What you will do - Output every line below exactly.
------------------------------------
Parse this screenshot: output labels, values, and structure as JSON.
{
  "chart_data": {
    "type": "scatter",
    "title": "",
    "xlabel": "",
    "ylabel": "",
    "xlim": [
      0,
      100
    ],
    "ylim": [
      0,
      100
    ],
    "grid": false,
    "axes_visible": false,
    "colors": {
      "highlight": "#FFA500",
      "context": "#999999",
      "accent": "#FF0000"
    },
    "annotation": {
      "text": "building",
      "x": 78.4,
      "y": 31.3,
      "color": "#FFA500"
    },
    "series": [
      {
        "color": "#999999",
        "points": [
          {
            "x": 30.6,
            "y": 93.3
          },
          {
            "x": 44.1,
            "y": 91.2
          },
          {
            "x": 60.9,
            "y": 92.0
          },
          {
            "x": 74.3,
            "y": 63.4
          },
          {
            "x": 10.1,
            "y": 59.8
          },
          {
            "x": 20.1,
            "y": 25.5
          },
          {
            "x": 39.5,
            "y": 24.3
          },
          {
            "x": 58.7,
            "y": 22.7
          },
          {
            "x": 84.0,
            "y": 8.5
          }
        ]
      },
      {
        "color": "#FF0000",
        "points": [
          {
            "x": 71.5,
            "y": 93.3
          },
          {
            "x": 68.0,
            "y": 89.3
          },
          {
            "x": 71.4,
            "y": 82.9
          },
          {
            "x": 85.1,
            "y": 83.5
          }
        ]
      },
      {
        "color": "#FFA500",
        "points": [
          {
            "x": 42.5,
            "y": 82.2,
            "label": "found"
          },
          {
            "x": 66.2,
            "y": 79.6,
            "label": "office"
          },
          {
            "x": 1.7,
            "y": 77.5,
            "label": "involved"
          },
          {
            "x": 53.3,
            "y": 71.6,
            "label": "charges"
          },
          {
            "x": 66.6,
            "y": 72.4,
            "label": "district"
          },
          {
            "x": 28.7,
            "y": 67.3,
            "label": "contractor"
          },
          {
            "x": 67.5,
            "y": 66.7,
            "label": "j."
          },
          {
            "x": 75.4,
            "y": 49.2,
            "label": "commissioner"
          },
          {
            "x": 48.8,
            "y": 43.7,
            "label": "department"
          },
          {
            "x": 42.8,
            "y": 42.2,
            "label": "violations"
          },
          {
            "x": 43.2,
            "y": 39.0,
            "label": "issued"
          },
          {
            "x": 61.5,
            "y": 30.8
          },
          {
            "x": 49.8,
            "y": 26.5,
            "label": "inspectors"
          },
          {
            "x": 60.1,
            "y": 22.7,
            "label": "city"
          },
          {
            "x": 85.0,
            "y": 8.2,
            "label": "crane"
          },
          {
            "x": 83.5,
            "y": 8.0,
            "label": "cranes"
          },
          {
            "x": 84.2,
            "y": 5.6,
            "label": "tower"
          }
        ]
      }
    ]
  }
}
------------------------------------
Full response -
Parse this screenshot: output labels, values, and structure as JSON.
{
  "chart_data": {
    "type": "scatter",
    "title": "",
    "xlabel": "",
    "ylabel": "",
    "xlim": [
      0,
      100
    ],
    "ylim": [
      0,
      100
    ],
    "grid": false,
    "axes_visible": false,
    "colors": {
      "highlight": "#FFA500",
      "context": "#999999",
      "accent": "#FF0000"
    },
    "annotation": {
      "text": "building",
      "x": 78.4,
      "y": 31.3,
      "color": "#FFA500"
    },
    "series": [
      {
        "color": "#999999",
        "points": [
          {
            "x": 30.6,
            "y": 93.3
          },
          {
            "x": 44.1,
            "y": 91.2
          },
          {
            "x": 60.9,
            "y": 92.0
          },
          {
            "x": 74.3,
            "y": 63.4
          },
          {
            "x": 10.1,
            "y": 59.8
          },
          {
            "x": 20.1,
            "y": 25.5
          },
          {
            "x": 39.5,
            "y": 24.3
          },
          {
            "x": 58.7,
            "y": 22.7
          },
          {
            "x": 84.0,
            "y": 8.5
          }
        ]
      },
      {
        "color": "#FF0000",
        "points": [
          {
            "x": 71.5,
            "y": 93.3
          },
          {
            "x": 68.0,
            "y": 89.3
          },
          {
            "x": 71.4,
            "y": 82.9
          },
          {
            "x": 85.1,
            "y": 83.5
          }
        ]
      },
      {
        "color": "#FFA500",
        "points": [
          {
            "x": 42.5,
            "y": 82.2,
            "label": "found"
          },
          {
            "x": 66.2,
            "y": 79.6,
            "label": "office"
          },
          {
            "x": 1.7,
            "y": 77.5,
            "label": "involved"
          },
          {
            "x": 53.3,
            "y": 71.6,
            "label": "charges"
          },
          {
            "x": 66.6,
            "y": 72.4,
            "label": "district"
          },
          {
            "x": 28.7,
            "y": 67.3,
            "label": "contractor"
          },
          {
            "x": 67.5,
            "y": 66.7,
            "label": "j."
          },
          {
            "x": 75.4,
            "y": 49.2,
            "label": "commissioner"
          },
          {
            "x": 48.8,
            "y": 43.7,
            "label": "department"
          },
          {
            "x": 42.8,
            "y": 42.2,
            "label": "violations"
          },
          {
            "x": 43.2,
            "y": 39.0,
            "label": "issued"
          },
          {
            "x": 61.5,
            "y": 30.8
          },
          {
            "x": 49.8,
            "y": 26.5,
            "label": "inspectors"
          },
          {
            "x": 60.1,
            "y": 22.7,
            "label": "city"
          },
          {
            "x": 85.0,
            "y": 8.2,
            "label": "crane"
          },
          {
            "x": 83.5,
            "y": 8.0,
            "label": "cranes"
          },
          {
            "x": 84.2,
            "y": 5.6,
            "label": "tower"
          }
        ]
      }
    ]
  }
}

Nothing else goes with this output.